------ EXERCISE MATERIALS ------

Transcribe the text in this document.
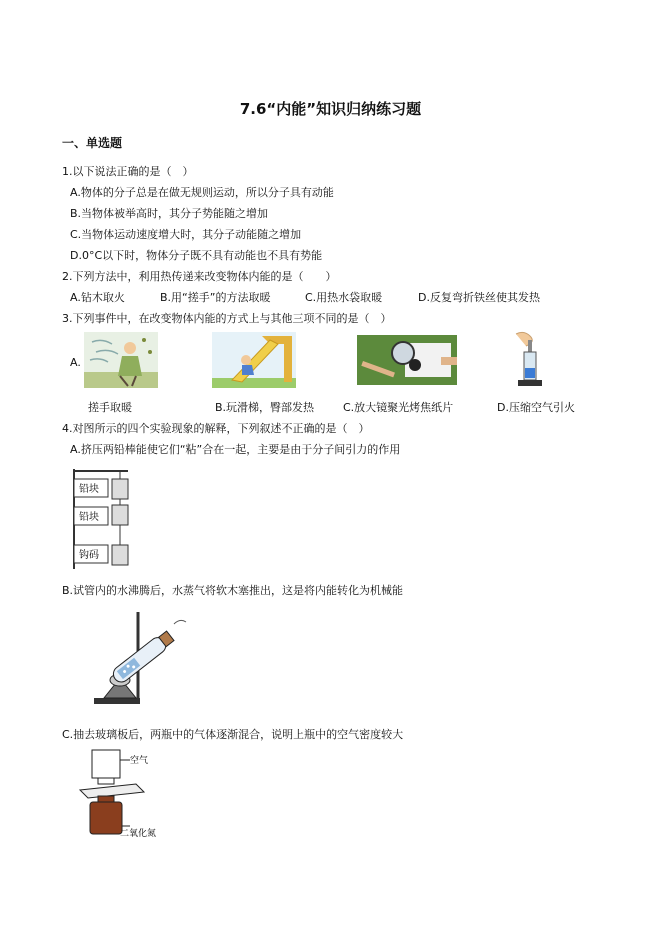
7.6“内能”知识归纳练习题
一、单选题
1.以下说法正确的是（　）
A.物体的分子总是在做无规则运动，所以分子具有动能
B.当物体被举高时，其分子势能随之增加
C.当物体运动速度增大时，其分子动能随之增加
D.0°C以下时，物体分子既不具有动能也不具有势能
2.下列方法中，利用热传递来改变物体内能的是（　　）
A.钻木取火	B.用“搓手”的方法取暖	C.用热水袋取暖	D.反复弯折铁丝使其发热
3.下列事件中，在改变物体内能的方式上与其他三项不同的是（　）
A.
搓手取暖	B.玩滑梯，臀部发热	C.放大镜聚光烤焦纸片	D.压缩空气引火
4.对图所示的四个实验现象的解释，下列叙述不正确的是（　）
A.挤压两铅棒能使它们“粘”合在一起，主要是由于分子间引力的作用
铅块
铅块
钩码
B.试管内的水沸腾后，水蒸气将软木塞推出，这是将内能转化为机械能
C.抽去玻璃板后，两瓶中的气体逐渐混合，说明上瓶中的空气密度较大
空气
二氧化氮
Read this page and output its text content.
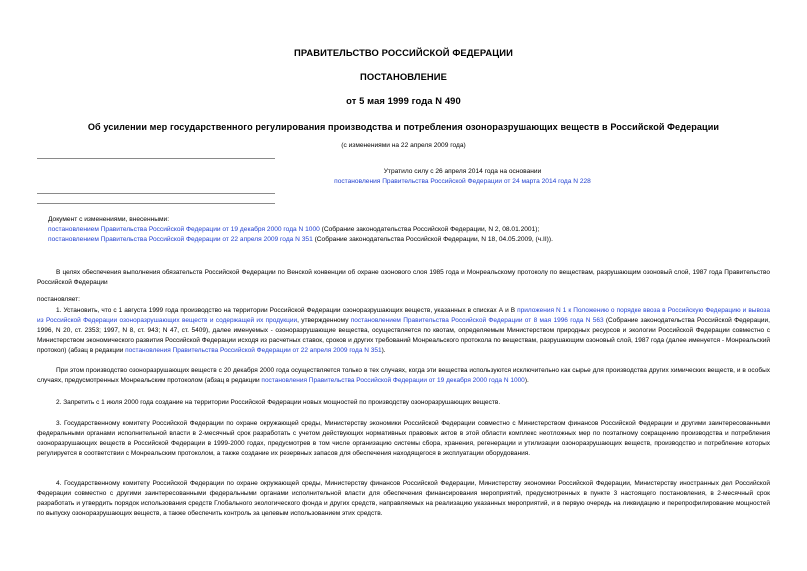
ПРАВИТЕЛЬСТВО РОССИЙСКОЙ ФЕДЕРАЦИИ
ПОСТАНОВЛЕНИЕ
от 5 мая 1999 года N 490
Об усилении мер государственного регулирования производства и потребления озоноразрушающих веществ в Российской Федерации
(с изменениями на 22 апреля 2009 года)
Утратило силу с 26 апреля 2014 года на основании
постановления Правительства Российской Федерации от 24 марта 2014 года N 228
Документ с изменениями, внесенными:
постановлением Правительства Российской Федерации от 19 декабря 2000 года N 1000 (Собрание законодательства Российской Федерации, N 2, 08.01.2001);
постановлением Правительства Российской Федерации от 22 апреля 2009 года N 351 (Собрание законодательства Российской Федерации, N 18, 04.05.2009, (ч.II)).

В целях обеспечения выполнения обязательств Российской Федерации по Венской конвенции об охране озонового слоя 1985 года и Монреальскому протоколу по веществам, разрушающим озоновый слой, 1987 года Правительство Российской Федерации

постановляет:

1. Установить, что с 1 августа 1999 года производство на территории Российской Федерации озоноразрушающих веществ, указанных в списках А и В приложения N 1 к Положению о порядке ввоза в Российскую Федерацию и вывоза из Российской Федерации озоноразрушающих веществ и содержащей их продукции, утвержденному постановлением Правительства Российской Федерации от 8 мая 1996 года N 563 (Собрание законодательства Российской Федерации, 1996, N 20, ст. 2353; 1997, N 8, ст. 943; N 47, ст. 5409), далее именуемых - озоноразрушающие вещества, осуществляется по квотам, определяемым Министерством природных ресурсов и экологии Российской Федерации совместно с Министерством экономического развития Российской Федерации исходя из расчетных ставок, сроков и других требований Монреальского протокола по веществам, разрушающим озоновый слой, 1987 года (далее именуется - Монреальский протокол) (абзац в редакции постановления Правительства Российской Федерации от 22 апреля 2009 года N 351).

При этом производство озоноразрушающих веществ с 20 декабря 2000 года осуществляется только в тех случаях, когда эти вещества используются исключительно как сырье для производства других химических веществ, и в особых случаях, предусмотренных Монреальским протоколом (абзац в редакции постановления Правительства Российской Федерации от 19 декабря 2000 года N 1000).

2. Запретить с 1 июля 2000 года создание на территории Российской Федерации новых мощностей по производству озоноразрушающих веществ.

3. Государственному комитету Российской Федерации по охране окружающей среды, Министерству экономики Российской Федерации совместно с Министерством финансов Российской Федерации и другими заинтересованными федеральными органами исполнительной власти в 2-месячный срок разработать с учетом действующих нормативных правовых актов в этой области комплекс неотложных мер по поэтапному сокращению производства и потребления озоноразрушающих веществ в Российской Федерации в 1999-2000 годах, предусмотрев в том числе организацию системы сбора, хранения, регенерации и утилизации озоноразрушающих веществ, производство и потребление которых регулируется в соответствии с Монреальским протоколом, а также создание их резервных запасов для обеспечения находящегося в эксплуатации оборудования.

4. Государственному комитету Российской Федерации по охране окружающей среды, Министерству финансов Российской Федерации, Министерству экономики Российской Федерации, Министерству иностранных дел Российской Федерации совместно с другими заинтересованными федеральными органами исполнительной власти для обеспечения финансирования мероприятий, предусмотренных в пункте 3 настоящего постановления, в 2-месячный срок разработать и утвердить порядок использования средств Глобального экологического фонда и других средств, направляемых на реализацию указанных мероприятий, и в первую очередь на ликвидацию и перепрофилирование мощностей по выпуску озоноразрушающих веществ, а также обеспечить контроль за целевым использованием этих средств.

------

WHAT NEEDS TO BE DONE>
Copy out each line of the listing that holds "территории".

EXERCISE RESPONSE>
1. Установить, что с 1 августа 1999 года производство на территории Российской Федерации озоноразрушающих веществ, указанных в списках А и В приложения N 1 к Положению о порядке ввоза в Российскую Федерацию и вывоза из Российской Федерации озоноразрушающих веществ и содержащей их продукции, утвержденному постановлением Правительства Российской Федерации от 8 мая 1996 года N 563 (Собрание законодательства Российской Федерации, 1996, N 20, ст. 2353; 1997, N 8, ст. 943; N 47, ст. 5409), далее именуемых - озоноразрушающие вещества, осуществляется по квотам, определяемым Министерством природных ресурсов и экологии Российской Федерации совместно с Министерством экономического развития Российской Федерации исходя из расчетных ставок, сроков и других требований Монреальского протокола по веществам, разрушающим озоновый слой, 1987 года (далее именуется - Монреальский протокол) (абзац в редакции постановления Правительства Российской Федерации от 22 апреля 2009 года N 351).
2. Запретить с 1 июля 2000 года создание на территории Российской Федерации новых мощностей по производству озоноразрушающих веществ.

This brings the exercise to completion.